Find the lines below that contain the string "median". Copy each one.

INFORMATION PROVIDED
-- begin --

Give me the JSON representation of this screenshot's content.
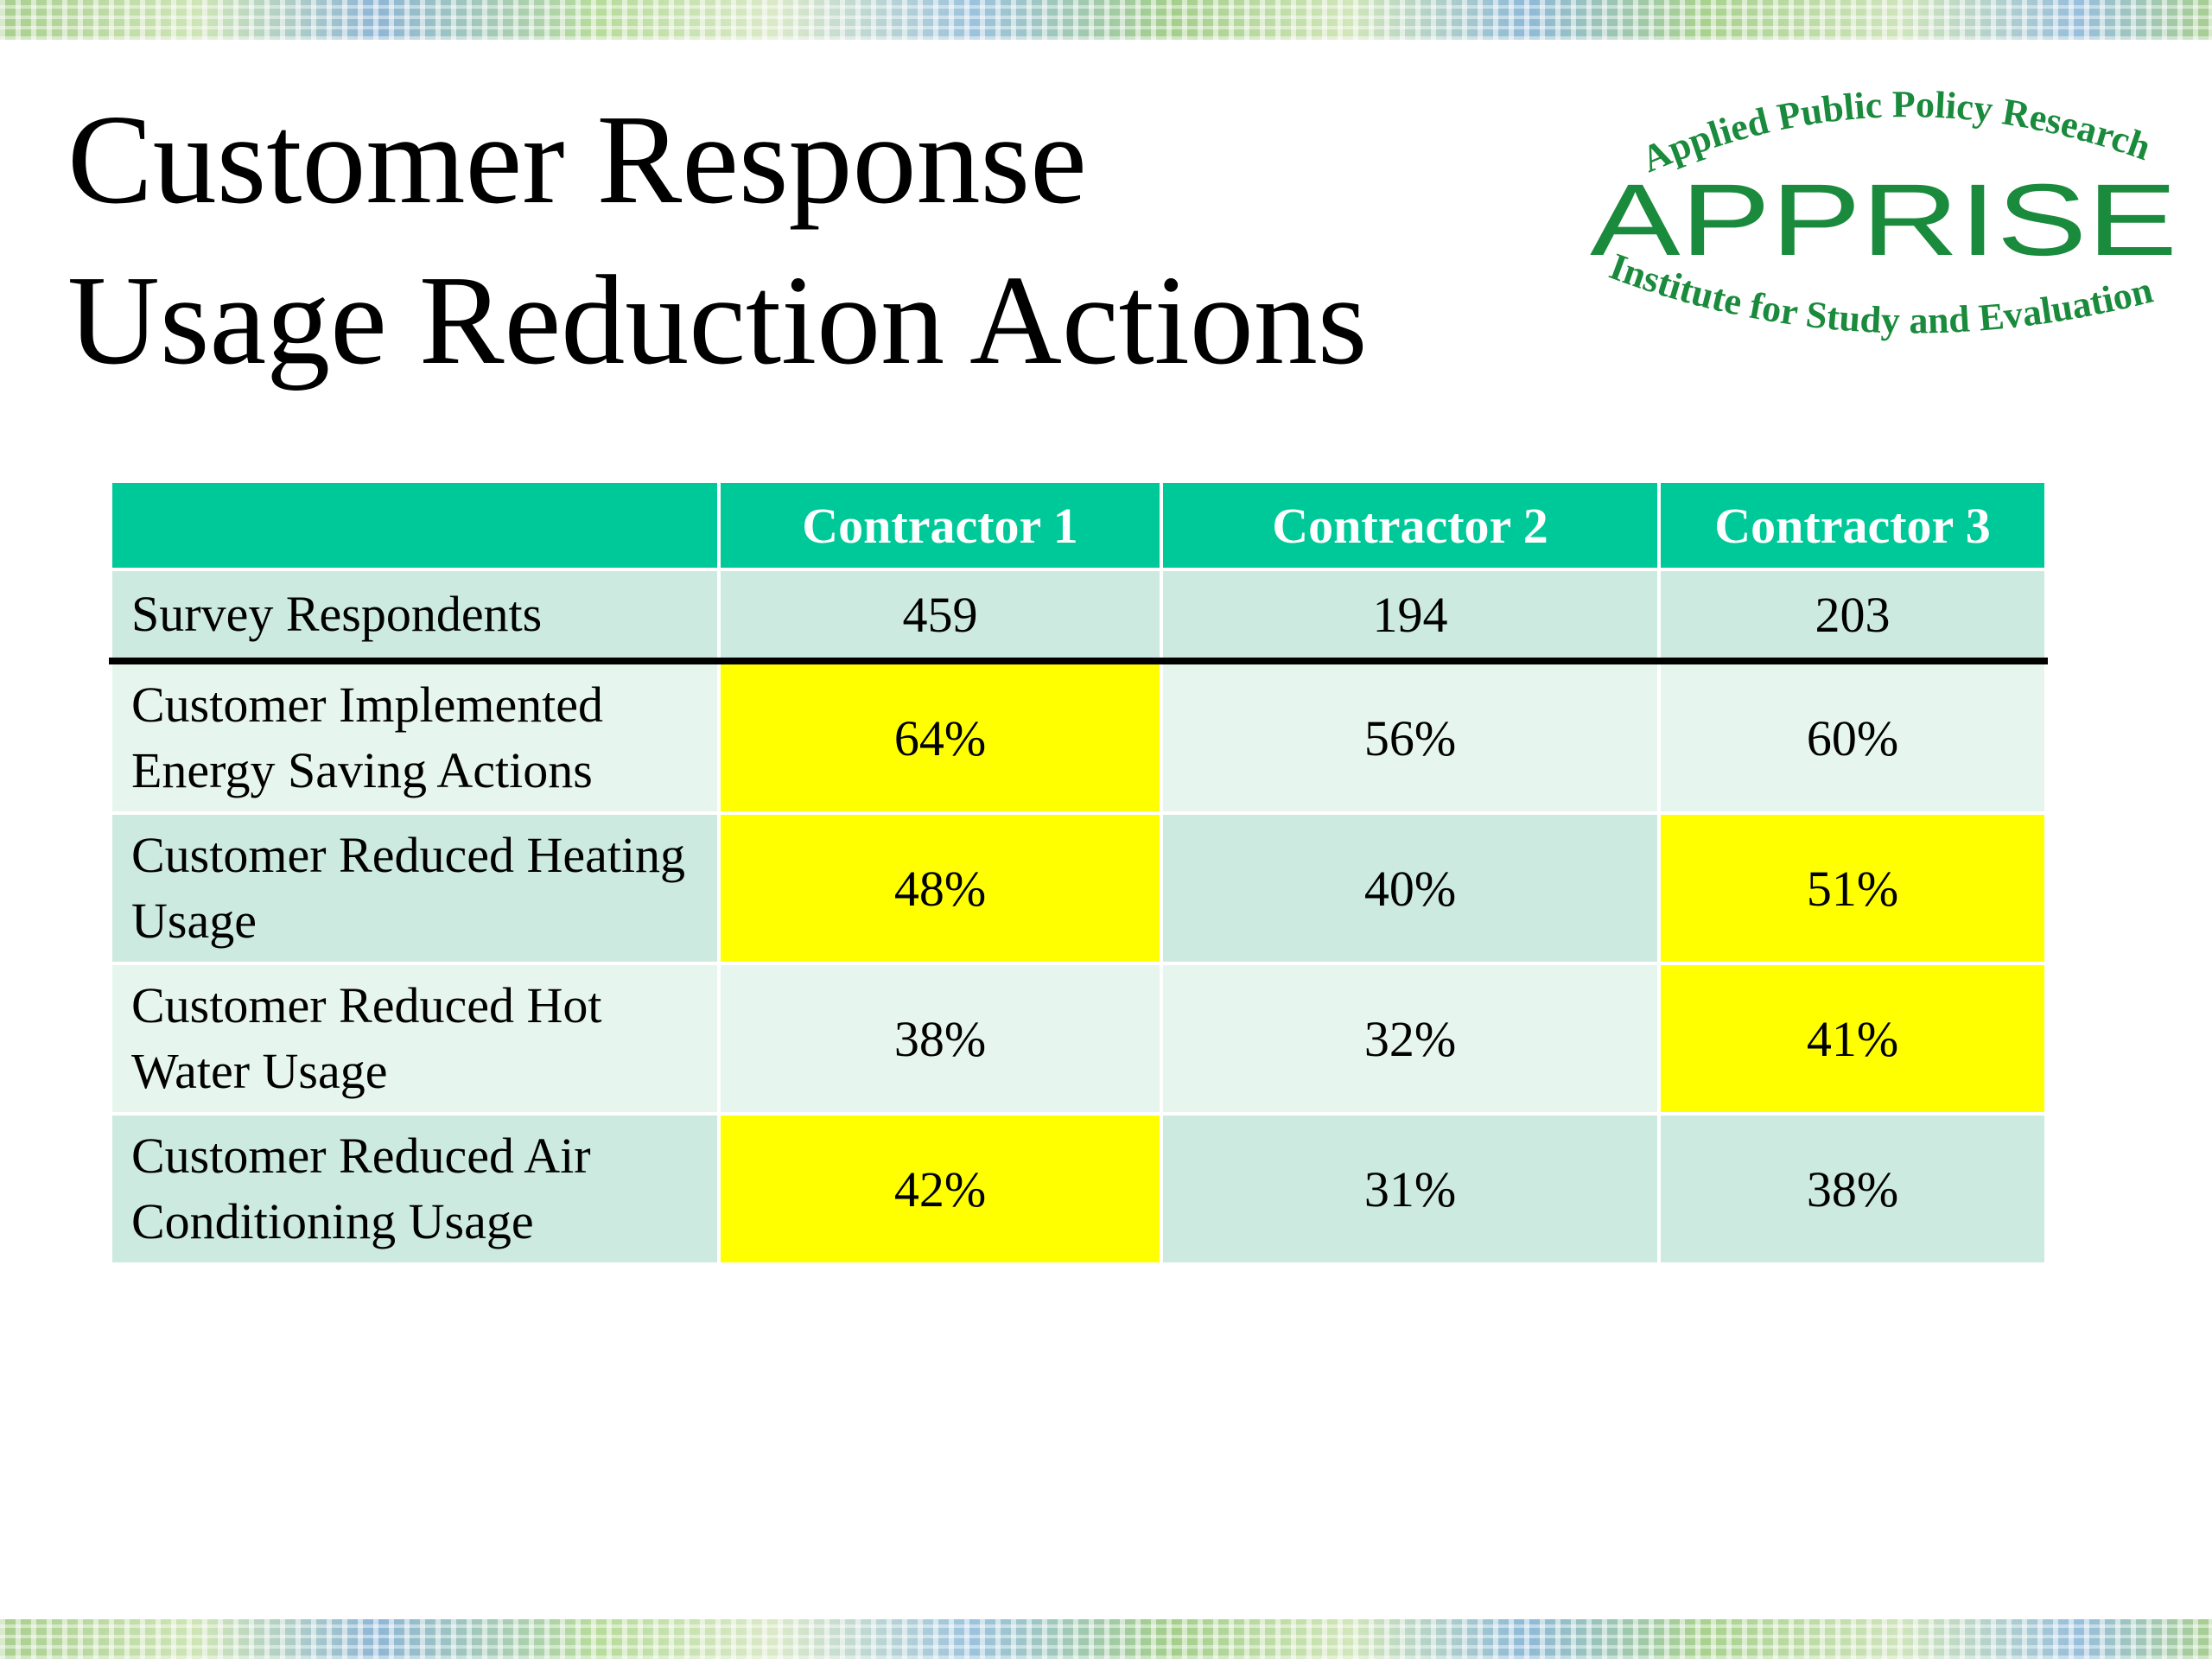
{
  "title": {
    "line1": "Customer Response",
    "line2": "Usage Reduction Actions"
  },
  "logo": {
    "top_arc_text": "Applied Public Policy Research",
    "wordmark": "APPRISE",
    "bottom_arc_text": "Institute for Study and Evaluation",
    "color": "#1a8a3c"
  },
  "table": {
    "header_color": "#00c999",
    "highlight_color": "#ffff00",
    "columns": [
      "",
      "Contractor 1",
      "Contractor 2",
      "Contractor 3"
    ],
    "respondents": {
      "label": "Survey Respondents",
      "values": [
        "459",
        "194",
        "203"
      ]
    },
    "rows": [
      {
        "label": "Customer Implemented Energy Saving Actions",
        "values": [
          "64%",
          "56%",
          "60%"
        ],
        "highlighted": [
          true,
          false,
          false
        ]
      },
      {
        "label": "Customer Reduced Heating Usage",
        "values": [
          "48%",
          "40%",
          "51%"
        ],
        "highlighted": [
          true,
          false,
          true
        ]
      },
      {
        "label": "Customer Reduced Hot Water Usage",
        "values": [
          "38%",
          "32%",
          "41%"
        ],
        "highlighted": [
          false,
          false,
          true
        ]
      },
      {
        "label": "Customer Reduced Air Conditioning Usage",
        "values": [
          "42%",
          "31%",
          "38%"
        ],
        "highlighted": [
          true,
          false,
          false
        ]
      }
    ]
  }
}
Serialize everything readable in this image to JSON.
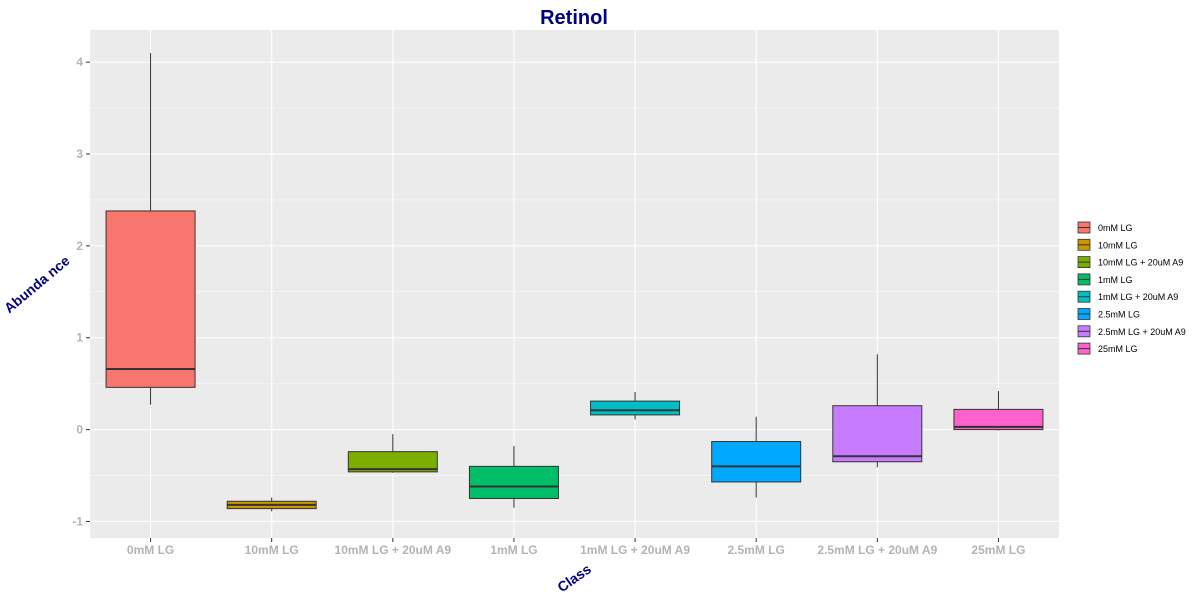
{
  "chart_data": {
    "type": "boxplot",
    "title": "Retinol",
    "xlabel": "Class",
    "ylabel": "Abunda nce",
    "ylim": [
      -1.18,
      4.35
    ],
    "yticks": [
      -1,
      0,
      1,
      2,
      3,
      4
    ],
    "grid": true,
    "legend_position": "right",
    "colors": {
      "title": "#00007f",
      "axis_title": "#00007f",
      "tick_label": "#b3b3b3",
      "panel": "#ebebeb",
      "grid": "#ffffff"
    },
    "categories": [
      "0mM LG",
      "10mM LG",
      "10mM LG + 20uM A9",
      "1mM LG",
      "1mM LG + 20uM A9",
      "2.5mM LG",
      "2.5mM LG + 20uM A9",
      "25mM LG"
    ],
    "series": [
      {
        "name": "0mM LG",
        "color": "#f8766d",
        "min": 0.27,
        "q1": 0.46,
        "median": 0.66,
        "q3": 2.38,
        "max": 4.1
      },
      {
        "name": "10mM LG",
        "color": "#cd9600",
        "min": -0.89,
        "q1": -0.86,
        "median": -0.82,
        "q3": -0.78,
        "max": -0.74
      },
      {
        "name": "10mM LG + 20uM A9",
        "color": "#7cae00",
        "min": -0.47,
        "q1": -0.46,
        "median": -0.43,
        "q3": -0.24,
        "max": -0.05
      },
      {
        "name": "1mM LG",
        "color": "#00be67",
        "min": -0.85,
        "q1": -0.75,
        "median": -0.62,
        "q3": -0.4,
        "max": -0.18
      },
      {
        "name": "1mM LG + 20uM A9",
        "color": "#00bfc4",
        "min": 0.11,
        "q1": 0.16,
        "median": 0.21,
        "q3": 0.31,
        "max": 0.41
      },
      {
        "name": "2.5mM LG",
        "color": "#00a9ff",
        "min": -0.74,
        "q1": -0.57,
        "median": -0.4,
        "q3": -0.13,
        "max": 0.14
      },
      {
        "name": "2.5mM LG + 20uM A9",
        "color": "#c77cff",
        "min": -0.41,
        "q1": -0.35,
        "median": -0.29,
        "q3": 0.26,
        "max": 0.82
      },
      {
        "name": "25mM LG",
        "color": "#ff61cc",
        "min": -0.01,
        "q1": 0.0,
        "median": 0.03,
        "q3": 0.22,
        "max": 0.42
      }
    ]
  }
}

-- end --

THE REPLY
        "median": 0.66,
        "median": -0.82,
        "median": -0.43,
        "median": -0.62,
        "median": 0.21,
        "median": -0.4,
        "median": -0.29,
        "median": 0.03,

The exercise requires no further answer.